((

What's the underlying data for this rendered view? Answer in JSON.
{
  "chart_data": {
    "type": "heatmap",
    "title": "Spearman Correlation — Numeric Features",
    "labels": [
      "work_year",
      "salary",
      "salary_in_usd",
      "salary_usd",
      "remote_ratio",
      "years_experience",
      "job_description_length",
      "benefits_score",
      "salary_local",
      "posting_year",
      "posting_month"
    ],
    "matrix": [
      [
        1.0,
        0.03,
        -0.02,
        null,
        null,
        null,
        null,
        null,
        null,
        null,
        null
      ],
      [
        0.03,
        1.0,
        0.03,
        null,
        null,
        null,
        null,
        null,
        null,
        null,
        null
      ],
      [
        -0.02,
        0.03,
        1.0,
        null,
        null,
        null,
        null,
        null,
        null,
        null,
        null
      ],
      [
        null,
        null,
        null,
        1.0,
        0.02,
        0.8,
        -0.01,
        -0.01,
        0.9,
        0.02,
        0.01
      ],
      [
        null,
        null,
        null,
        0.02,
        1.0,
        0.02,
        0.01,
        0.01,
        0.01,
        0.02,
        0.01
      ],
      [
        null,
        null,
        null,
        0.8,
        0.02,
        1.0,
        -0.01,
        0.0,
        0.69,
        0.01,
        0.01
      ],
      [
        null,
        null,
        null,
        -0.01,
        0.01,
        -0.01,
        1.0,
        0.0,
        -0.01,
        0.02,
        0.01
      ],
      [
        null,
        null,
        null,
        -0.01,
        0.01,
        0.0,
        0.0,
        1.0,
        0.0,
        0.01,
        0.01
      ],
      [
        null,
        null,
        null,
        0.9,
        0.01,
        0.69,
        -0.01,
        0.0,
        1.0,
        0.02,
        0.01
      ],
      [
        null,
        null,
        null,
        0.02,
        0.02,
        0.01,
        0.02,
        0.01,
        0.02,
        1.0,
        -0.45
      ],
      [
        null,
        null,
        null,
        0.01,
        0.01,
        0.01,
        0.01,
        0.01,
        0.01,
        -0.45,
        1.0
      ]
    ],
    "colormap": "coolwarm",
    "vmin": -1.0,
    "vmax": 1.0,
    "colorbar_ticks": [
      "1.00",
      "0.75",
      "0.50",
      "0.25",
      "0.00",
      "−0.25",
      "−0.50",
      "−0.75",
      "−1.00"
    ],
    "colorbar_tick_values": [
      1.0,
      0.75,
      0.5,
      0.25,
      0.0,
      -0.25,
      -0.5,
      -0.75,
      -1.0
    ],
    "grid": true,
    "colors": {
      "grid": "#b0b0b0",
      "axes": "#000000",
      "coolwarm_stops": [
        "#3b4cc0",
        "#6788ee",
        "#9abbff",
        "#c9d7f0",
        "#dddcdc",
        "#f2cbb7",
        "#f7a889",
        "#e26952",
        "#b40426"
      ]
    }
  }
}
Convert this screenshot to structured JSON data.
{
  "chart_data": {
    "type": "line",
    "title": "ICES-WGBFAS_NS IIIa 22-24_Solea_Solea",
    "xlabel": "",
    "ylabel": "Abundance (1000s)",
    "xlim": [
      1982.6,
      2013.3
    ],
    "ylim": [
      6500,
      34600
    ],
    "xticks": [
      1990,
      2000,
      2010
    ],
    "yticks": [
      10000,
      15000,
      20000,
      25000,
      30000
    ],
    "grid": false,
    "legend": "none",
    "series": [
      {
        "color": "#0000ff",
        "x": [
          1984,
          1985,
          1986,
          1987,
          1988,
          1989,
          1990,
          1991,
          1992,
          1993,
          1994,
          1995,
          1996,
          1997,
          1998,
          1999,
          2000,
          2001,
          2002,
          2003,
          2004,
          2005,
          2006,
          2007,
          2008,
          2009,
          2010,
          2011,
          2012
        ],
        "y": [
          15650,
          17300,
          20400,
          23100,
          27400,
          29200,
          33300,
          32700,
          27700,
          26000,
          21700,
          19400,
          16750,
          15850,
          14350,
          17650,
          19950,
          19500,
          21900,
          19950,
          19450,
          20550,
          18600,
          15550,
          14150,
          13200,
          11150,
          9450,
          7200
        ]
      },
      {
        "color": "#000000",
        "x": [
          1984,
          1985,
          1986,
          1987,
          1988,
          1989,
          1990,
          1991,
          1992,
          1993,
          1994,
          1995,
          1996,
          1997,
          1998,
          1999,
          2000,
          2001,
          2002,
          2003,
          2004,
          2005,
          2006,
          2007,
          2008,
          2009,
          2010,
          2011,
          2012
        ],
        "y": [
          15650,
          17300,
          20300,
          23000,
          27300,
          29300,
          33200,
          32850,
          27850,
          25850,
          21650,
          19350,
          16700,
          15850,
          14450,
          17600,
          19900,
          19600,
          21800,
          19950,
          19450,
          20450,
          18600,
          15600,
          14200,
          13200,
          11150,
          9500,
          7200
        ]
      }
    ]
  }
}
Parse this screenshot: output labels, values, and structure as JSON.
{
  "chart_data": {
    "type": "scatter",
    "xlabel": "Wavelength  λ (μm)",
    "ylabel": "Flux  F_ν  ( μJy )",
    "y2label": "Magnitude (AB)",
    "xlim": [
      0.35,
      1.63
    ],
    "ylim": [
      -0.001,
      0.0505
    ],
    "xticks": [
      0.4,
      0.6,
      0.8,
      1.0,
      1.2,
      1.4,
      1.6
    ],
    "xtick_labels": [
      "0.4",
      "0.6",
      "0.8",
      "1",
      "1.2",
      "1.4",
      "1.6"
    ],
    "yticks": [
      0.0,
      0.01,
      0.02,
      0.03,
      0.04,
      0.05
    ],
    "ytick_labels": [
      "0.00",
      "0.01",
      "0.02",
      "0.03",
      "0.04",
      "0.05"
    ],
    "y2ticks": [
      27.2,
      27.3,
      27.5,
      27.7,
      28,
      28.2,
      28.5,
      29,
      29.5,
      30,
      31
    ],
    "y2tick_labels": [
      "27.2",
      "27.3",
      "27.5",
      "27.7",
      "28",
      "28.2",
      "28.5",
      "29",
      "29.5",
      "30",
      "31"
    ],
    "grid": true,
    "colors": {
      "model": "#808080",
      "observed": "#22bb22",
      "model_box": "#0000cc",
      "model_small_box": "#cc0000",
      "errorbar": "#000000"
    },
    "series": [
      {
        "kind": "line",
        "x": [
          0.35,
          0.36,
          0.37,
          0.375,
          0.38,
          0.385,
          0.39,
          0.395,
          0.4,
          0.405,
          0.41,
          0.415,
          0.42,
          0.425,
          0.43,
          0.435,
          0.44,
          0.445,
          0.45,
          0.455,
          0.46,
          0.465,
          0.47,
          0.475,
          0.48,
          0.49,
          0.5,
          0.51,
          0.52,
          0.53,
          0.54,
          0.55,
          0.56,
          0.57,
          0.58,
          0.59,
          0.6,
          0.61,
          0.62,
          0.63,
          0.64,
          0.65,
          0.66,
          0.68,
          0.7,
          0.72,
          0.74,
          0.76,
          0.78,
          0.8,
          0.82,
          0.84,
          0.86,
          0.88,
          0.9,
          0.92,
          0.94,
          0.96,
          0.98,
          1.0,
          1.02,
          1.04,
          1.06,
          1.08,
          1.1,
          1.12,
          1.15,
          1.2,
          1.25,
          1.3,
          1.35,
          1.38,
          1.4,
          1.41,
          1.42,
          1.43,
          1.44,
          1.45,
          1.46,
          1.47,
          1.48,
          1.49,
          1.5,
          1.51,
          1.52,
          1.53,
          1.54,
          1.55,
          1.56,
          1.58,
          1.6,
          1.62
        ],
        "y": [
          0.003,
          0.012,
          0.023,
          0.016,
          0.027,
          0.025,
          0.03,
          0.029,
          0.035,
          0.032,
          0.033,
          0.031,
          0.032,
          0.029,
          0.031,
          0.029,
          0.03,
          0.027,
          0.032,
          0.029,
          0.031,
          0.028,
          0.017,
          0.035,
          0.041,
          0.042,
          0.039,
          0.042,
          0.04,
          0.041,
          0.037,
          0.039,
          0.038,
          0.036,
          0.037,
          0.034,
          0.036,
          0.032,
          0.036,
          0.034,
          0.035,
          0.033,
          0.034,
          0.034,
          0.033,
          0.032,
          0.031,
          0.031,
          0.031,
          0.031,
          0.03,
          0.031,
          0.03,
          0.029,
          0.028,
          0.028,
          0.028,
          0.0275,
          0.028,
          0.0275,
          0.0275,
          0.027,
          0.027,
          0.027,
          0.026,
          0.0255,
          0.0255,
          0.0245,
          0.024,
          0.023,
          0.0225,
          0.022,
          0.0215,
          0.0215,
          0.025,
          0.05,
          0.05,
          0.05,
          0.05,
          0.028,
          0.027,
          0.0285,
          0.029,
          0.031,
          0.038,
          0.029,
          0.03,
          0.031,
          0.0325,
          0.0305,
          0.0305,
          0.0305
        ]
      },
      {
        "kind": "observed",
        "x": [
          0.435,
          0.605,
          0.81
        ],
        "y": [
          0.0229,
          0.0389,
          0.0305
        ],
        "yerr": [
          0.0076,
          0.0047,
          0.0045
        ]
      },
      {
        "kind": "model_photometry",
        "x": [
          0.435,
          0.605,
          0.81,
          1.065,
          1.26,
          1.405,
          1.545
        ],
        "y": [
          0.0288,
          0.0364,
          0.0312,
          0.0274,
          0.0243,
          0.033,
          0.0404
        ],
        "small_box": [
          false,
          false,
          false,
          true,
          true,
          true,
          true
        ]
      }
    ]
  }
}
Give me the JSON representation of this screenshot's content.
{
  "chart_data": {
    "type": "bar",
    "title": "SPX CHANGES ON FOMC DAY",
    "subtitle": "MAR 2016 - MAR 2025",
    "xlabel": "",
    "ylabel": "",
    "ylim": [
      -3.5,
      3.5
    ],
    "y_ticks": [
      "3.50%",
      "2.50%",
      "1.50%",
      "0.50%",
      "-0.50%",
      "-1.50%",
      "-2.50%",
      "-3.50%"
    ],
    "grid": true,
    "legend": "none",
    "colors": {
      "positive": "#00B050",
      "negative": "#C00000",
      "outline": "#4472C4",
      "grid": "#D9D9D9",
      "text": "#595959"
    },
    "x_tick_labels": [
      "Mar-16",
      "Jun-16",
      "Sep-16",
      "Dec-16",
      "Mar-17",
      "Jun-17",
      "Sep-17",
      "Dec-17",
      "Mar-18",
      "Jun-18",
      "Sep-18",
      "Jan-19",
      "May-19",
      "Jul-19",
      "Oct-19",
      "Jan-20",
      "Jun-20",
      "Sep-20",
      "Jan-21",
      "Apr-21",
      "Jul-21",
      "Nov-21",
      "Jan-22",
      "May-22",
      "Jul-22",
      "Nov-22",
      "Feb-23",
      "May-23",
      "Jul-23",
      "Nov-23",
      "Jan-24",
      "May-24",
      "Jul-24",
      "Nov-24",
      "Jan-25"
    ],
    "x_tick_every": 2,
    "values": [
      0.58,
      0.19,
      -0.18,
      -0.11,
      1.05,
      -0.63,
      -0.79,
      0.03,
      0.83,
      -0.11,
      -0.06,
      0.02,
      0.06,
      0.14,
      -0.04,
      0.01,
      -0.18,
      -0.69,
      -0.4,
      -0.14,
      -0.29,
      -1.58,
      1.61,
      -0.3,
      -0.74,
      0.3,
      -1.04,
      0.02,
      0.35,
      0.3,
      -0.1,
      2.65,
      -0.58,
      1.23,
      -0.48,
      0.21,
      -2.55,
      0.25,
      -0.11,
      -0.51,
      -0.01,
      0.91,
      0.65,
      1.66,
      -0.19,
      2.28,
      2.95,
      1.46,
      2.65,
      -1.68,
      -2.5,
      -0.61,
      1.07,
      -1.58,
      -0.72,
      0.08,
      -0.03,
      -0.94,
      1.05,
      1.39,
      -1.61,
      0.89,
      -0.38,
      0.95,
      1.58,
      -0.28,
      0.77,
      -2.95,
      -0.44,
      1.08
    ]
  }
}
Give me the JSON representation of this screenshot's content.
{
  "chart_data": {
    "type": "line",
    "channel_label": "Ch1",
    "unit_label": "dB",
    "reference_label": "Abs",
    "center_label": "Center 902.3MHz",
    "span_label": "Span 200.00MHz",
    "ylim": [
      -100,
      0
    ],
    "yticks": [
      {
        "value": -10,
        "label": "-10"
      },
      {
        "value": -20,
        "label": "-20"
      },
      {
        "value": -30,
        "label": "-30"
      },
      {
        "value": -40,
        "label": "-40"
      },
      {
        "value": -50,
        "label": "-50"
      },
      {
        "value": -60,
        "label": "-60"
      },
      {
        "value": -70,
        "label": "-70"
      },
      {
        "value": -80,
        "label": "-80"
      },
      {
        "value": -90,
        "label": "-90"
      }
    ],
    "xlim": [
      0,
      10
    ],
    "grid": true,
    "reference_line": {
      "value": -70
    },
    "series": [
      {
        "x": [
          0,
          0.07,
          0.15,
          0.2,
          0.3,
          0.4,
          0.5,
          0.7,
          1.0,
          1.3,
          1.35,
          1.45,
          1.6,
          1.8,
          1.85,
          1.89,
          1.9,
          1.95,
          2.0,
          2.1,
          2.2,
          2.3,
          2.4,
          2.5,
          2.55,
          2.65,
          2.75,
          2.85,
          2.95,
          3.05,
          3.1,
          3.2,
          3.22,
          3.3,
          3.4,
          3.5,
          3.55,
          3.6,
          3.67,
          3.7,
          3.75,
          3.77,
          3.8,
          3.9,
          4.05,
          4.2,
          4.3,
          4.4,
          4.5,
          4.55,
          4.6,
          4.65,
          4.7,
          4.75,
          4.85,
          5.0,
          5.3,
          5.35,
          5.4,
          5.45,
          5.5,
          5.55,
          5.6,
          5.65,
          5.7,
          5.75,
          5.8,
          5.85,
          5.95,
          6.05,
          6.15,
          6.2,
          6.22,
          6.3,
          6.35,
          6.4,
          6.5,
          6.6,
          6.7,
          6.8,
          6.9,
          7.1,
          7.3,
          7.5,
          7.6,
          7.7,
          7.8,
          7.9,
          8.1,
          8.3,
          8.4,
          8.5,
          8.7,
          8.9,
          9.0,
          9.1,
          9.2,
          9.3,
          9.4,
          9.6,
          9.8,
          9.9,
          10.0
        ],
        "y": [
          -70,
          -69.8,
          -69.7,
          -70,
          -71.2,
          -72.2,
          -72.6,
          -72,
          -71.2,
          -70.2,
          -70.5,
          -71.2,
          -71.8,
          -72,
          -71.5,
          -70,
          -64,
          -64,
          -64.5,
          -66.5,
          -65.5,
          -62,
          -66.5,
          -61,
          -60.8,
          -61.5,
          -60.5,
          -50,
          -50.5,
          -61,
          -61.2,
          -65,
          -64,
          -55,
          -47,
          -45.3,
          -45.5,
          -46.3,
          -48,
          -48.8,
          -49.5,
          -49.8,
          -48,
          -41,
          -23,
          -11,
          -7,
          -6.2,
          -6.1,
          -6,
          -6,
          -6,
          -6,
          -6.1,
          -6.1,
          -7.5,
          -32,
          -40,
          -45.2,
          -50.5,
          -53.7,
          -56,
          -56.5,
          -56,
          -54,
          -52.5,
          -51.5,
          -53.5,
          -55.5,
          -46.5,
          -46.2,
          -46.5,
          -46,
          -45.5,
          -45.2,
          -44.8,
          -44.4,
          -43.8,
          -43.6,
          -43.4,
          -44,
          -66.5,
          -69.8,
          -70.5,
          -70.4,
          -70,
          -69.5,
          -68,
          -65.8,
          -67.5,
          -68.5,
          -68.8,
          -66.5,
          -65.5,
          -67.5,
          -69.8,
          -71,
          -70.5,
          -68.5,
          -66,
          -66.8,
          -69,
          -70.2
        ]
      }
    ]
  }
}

))

Exercise description:
Check each line of the data above for the string "type" and report only how many lines have it.

Task result:
5